I’ve never been a car aficionado. My brother seemed to inherit Dad’s Corvette-gene. Not that he would go off and spend big cash on a sports-car or anything, but he did go for a Mustang back when he was single. Me? I’ve owned three cars: a Hyundai Excel, a Saturn SL1, and a Honda Element. I’m not exactly stylin’ and profilin’.

That said, I admit that I once had a certain fondness for the Chrysler Crossfire. I think it’s largely because it looks like a coupe that a Micronaut would drive.

In the last year, I’ve become enamored of the Chrysler 300. I think it’s largely because it looks like something Batman would drive.

At first, I thought the 300 was a car for oldies, but then I noticed younger drivers in them, and started seeing tricked-out (sorry: pimped) models. Personally, the “black rims” thing always struck me as silly-looking, but it was a good indicator that the big-barrel sedan had crossed over. I found that I really liked the car’s lines, and wondered if it might be time to retire the Element of Style.
I was able to talk myself out of buying one because of Chrysler’s corporate ownership. Mercedes-Benz, which acquired (“merged as equals with”) Chrysler in 1998, employed Jewish slave labor during WWII. Around the time of the merger, economist Steve Landsburg wrote a neat article about the implications of “punishing the child for the sins of the father” when it comes to corporations:

Corporations can be punished for misdeeds in at least two ways. One is a consumer boycott and another is a (voluntary or involuntary) fine. Both kinds of punishment have been visited on Daimler-Benz (though arguably at levels that are small compared with the underlying offenses). In the 1980s, the corporation paid about $11 million to the descendants of its slave laborers.

#### Task requirements:
(1) Return the part of the car essay that begins at the words "In the last" and stops after "Element of Style.", copied word for word.
(2) Supply the next part of the essay about the Chrysler 300 and its corporate ownership, picking up after its final sentence.

#### Excerpted records:
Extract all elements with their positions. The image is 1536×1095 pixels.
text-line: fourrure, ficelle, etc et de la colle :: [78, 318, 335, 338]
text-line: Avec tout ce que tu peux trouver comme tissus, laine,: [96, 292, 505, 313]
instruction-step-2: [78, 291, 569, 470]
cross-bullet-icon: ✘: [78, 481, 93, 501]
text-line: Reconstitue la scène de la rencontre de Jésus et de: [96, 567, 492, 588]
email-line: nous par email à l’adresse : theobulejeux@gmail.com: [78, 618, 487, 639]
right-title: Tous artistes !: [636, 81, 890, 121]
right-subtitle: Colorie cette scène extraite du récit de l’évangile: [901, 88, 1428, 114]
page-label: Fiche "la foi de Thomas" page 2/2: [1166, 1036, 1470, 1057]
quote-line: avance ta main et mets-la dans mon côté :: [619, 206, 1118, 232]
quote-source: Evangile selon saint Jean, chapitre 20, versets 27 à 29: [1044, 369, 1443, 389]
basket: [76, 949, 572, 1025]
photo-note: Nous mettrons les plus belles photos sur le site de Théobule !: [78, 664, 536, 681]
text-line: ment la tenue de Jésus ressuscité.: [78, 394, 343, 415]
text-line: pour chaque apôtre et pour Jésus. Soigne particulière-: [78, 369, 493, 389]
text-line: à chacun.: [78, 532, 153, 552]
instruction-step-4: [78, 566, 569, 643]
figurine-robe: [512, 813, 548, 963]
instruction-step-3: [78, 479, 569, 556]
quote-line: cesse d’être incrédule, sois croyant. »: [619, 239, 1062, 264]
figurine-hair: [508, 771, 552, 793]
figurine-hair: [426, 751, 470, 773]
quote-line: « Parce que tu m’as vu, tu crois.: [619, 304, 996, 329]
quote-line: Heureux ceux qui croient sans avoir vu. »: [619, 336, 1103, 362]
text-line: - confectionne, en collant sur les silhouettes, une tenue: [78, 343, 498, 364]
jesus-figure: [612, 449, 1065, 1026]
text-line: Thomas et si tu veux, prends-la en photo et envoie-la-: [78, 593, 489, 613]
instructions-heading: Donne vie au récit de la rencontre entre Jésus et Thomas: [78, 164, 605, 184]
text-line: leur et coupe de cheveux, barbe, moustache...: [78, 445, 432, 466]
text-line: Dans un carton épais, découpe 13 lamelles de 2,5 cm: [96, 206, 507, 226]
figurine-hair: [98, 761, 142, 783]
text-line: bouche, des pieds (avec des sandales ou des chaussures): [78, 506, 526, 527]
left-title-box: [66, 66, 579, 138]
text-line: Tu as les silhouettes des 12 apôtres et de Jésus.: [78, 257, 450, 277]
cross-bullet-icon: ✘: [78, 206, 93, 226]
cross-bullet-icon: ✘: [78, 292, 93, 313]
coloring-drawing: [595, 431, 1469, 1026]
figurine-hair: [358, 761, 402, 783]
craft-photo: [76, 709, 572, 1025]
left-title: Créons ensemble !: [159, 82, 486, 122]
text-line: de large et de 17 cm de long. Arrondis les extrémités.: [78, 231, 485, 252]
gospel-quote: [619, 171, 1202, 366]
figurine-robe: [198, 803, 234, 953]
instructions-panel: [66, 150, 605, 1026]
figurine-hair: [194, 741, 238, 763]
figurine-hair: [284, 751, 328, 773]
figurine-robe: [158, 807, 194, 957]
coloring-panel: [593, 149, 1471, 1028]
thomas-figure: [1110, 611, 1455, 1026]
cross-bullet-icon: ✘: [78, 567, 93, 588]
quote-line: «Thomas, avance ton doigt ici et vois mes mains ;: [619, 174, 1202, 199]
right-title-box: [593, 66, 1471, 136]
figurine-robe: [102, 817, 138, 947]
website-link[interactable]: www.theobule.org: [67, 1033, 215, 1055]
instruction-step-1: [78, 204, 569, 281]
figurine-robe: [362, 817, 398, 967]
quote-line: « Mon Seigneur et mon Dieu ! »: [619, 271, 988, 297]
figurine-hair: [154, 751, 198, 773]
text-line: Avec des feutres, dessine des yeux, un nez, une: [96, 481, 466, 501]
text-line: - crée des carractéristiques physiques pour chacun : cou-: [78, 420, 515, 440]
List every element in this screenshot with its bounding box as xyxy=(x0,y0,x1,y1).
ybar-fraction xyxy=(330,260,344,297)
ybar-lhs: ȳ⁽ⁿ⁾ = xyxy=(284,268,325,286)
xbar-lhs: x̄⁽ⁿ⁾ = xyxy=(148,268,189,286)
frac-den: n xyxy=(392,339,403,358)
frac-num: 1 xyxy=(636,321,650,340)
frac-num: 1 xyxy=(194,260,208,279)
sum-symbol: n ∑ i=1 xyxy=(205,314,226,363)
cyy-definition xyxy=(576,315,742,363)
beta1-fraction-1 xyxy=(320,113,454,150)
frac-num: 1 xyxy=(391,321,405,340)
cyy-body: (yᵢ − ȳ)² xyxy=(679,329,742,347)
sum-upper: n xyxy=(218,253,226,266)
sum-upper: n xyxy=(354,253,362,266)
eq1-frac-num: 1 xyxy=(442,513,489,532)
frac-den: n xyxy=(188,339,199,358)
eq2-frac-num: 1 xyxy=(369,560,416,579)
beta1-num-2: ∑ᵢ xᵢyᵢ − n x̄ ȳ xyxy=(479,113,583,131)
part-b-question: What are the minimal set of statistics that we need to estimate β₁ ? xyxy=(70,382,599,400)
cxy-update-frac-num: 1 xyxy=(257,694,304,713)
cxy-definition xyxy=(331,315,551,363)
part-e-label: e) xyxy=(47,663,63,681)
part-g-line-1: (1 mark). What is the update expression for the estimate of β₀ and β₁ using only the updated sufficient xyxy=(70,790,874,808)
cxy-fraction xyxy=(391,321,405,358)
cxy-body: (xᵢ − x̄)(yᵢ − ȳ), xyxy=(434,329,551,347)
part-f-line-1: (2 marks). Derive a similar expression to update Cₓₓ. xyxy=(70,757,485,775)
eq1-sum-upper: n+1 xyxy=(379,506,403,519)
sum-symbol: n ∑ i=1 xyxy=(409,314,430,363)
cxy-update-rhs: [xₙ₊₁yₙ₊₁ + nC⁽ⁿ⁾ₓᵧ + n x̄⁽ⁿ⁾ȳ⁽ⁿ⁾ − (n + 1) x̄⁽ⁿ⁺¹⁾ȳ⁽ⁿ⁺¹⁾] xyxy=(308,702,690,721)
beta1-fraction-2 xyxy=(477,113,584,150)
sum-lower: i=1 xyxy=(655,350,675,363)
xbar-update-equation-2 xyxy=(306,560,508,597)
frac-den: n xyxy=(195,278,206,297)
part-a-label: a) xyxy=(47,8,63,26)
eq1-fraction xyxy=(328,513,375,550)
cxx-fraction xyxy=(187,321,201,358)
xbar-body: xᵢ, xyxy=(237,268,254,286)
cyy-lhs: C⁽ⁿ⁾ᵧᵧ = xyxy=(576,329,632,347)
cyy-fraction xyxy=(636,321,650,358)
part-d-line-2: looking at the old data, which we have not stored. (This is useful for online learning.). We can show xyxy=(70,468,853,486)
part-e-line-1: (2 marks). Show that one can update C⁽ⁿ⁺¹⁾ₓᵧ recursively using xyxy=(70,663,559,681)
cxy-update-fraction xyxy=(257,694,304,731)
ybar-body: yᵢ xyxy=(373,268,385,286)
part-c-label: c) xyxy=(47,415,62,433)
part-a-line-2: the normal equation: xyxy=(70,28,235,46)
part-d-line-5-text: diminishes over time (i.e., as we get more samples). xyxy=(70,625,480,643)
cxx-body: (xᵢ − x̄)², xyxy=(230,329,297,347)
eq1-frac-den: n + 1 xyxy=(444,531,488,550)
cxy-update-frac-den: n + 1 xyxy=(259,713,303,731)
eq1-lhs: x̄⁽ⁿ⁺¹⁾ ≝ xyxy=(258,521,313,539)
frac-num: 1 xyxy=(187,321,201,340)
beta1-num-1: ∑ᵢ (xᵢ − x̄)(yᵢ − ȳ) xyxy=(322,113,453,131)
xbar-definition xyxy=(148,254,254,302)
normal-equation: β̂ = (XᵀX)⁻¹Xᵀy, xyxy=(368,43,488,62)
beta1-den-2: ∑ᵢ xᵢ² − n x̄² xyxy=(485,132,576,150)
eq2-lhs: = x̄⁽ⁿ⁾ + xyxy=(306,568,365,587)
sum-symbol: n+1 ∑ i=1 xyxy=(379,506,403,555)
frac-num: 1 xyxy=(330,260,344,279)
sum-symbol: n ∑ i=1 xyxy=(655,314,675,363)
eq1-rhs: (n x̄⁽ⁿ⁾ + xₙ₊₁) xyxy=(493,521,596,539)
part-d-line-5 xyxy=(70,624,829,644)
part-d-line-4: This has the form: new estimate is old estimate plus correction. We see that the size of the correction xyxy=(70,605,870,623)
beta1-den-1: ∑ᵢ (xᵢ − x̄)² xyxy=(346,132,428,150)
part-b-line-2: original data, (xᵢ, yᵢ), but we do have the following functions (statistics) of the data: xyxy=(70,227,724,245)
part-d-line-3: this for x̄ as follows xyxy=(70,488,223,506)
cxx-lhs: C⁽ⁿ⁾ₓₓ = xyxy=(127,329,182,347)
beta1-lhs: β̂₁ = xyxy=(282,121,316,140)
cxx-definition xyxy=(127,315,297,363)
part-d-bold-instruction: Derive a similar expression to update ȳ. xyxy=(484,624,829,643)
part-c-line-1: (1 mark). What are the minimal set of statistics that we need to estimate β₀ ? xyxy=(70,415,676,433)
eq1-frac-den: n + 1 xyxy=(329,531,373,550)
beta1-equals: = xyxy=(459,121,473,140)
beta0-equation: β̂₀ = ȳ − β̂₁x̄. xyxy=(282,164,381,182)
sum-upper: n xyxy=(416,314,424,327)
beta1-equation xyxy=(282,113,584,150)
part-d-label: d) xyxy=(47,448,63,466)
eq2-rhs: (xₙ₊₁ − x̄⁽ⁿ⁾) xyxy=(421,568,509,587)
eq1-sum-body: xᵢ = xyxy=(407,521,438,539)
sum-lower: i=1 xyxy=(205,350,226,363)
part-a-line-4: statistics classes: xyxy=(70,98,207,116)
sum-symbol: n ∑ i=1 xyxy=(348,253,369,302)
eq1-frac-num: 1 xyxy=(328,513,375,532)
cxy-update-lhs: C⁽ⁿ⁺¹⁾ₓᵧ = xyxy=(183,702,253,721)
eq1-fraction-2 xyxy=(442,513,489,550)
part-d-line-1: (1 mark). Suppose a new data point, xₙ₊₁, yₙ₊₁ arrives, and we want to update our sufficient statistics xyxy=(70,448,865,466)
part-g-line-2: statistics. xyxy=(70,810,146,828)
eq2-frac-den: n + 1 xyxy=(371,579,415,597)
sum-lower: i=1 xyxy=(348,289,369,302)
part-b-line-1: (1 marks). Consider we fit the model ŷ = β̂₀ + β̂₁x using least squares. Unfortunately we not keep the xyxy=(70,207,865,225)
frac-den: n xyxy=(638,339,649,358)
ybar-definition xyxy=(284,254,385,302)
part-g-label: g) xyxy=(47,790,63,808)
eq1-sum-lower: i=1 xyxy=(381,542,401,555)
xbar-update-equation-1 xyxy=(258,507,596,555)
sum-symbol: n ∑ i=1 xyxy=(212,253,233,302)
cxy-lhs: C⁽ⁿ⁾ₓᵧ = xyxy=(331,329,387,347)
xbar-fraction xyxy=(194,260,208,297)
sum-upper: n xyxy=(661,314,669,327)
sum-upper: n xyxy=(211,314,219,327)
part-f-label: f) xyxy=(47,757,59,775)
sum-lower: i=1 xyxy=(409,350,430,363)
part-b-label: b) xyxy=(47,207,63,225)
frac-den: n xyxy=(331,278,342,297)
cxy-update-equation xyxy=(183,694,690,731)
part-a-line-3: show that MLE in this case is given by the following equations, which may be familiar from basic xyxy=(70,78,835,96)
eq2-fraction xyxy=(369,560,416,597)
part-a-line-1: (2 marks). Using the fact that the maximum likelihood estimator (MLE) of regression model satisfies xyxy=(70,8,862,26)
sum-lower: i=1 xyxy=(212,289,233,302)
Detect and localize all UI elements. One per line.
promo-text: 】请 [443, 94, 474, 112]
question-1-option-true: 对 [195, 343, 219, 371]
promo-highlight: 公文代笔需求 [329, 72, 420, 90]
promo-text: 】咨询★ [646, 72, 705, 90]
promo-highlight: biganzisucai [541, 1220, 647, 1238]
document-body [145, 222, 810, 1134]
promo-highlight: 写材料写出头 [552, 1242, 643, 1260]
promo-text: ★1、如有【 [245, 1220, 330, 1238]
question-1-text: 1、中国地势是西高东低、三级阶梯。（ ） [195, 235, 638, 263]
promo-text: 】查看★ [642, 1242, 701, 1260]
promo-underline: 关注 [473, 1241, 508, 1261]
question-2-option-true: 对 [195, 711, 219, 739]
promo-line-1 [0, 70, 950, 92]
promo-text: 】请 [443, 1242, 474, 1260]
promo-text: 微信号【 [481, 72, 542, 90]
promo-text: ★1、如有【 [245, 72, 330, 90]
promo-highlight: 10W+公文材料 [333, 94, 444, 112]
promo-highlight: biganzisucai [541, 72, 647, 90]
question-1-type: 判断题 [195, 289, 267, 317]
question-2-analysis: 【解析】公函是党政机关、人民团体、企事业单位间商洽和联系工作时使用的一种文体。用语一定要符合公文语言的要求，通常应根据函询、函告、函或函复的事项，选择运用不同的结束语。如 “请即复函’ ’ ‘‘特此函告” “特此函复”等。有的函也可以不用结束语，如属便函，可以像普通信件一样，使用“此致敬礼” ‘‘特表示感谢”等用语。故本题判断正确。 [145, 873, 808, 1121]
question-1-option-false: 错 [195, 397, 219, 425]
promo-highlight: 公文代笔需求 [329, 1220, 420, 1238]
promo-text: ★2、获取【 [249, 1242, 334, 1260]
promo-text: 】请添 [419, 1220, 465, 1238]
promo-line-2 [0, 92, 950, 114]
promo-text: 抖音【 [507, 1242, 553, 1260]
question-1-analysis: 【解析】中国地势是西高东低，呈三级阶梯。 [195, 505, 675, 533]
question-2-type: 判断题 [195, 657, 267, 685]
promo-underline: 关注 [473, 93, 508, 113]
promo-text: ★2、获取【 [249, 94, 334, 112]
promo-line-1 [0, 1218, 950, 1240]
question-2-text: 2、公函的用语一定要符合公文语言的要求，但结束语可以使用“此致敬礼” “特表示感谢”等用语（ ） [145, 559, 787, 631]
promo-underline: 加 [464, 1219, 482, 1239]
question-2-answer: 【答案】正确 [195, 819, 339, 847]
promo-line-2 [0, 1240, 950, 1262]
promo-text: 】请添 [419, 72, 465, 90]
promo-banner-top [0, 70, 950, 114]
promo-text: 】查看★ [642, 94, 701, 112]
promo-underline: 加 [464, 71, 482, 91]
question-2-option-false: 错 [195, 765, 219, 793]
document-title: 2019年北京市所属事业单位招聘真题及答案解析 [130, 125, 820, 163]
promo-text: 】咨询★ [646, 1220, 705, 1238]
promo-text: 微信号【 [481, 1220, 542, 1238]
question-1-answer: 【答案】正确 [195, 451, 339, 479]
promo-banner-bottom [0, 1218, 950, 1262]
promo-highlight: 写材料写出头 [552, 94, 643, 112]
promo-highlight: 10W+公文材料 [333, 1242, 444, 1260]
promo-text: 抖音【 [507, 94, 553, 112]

#### Task-by-task results:
(1)
In the last year, I’ve become enamored of the Chrysler 300. I think it’s largely because it looks like something Batman would drive.

At first, I thought the 300 was a car for oldies, but then I noticed younger drivers in them, and started seeing tricked-out (sorry: pimped) models. Personally, the “black rims” thing always struck me as silly-looking, but it was a good indicator that the big-barrel sedan had crossed over. I found that I really liked the car’s lines, and wondered if it might be time to retire the Element of Style.

(2)
Who exactly suffers from those punishments? You might think the $11 million came from the pockets of those who owned Daimler-Benz stock in the 1980s, but that’s not necessarily the case. Suppose, for the sake of argument, that in 1950 it becomes foreseeable that Daimler-Benz will eventually make reparations. Then every share of Daimler-Benz stock sold between 1950 and 1980 sells at a discount reflecting that expectation. Without the discount, nobody would buy the stock. So given sufficient foresight, the prospect of a 1980 punishment hurts the 1950 owners, even if they sell in the interim. And those who buy stocks after 1950 are not punished at all, because the discount compensates them for the fine.

He makes some interesting arguments in that piece. Lately, I’ve been rethinking my aversion to buying a sorta German car, and not because I wanna zoom around in that 300. It’s more a question of globalization, and the moral lines we draw in the sand. I mean, because I drive a car, I can’t help but prop up Arab dictatorships. That said, I can elect not to do publicity for a country that has a strict anti-Israel policy. But I don’t know how viable it is to protest so selectively.

For instance, my wife drives a Mini Cooper. The parent company is BMW, which makes it problematic for me. My knee-jerk reaction is not to support a German car company.

That said, the car is assembled entirely in the UK, and it seems to me that the British could hold an awful lot of resentment toward Germany. So, does the fact that commerce helps both nations serve to ameliorate some of the ill-feelings from from those nations’ past behavior?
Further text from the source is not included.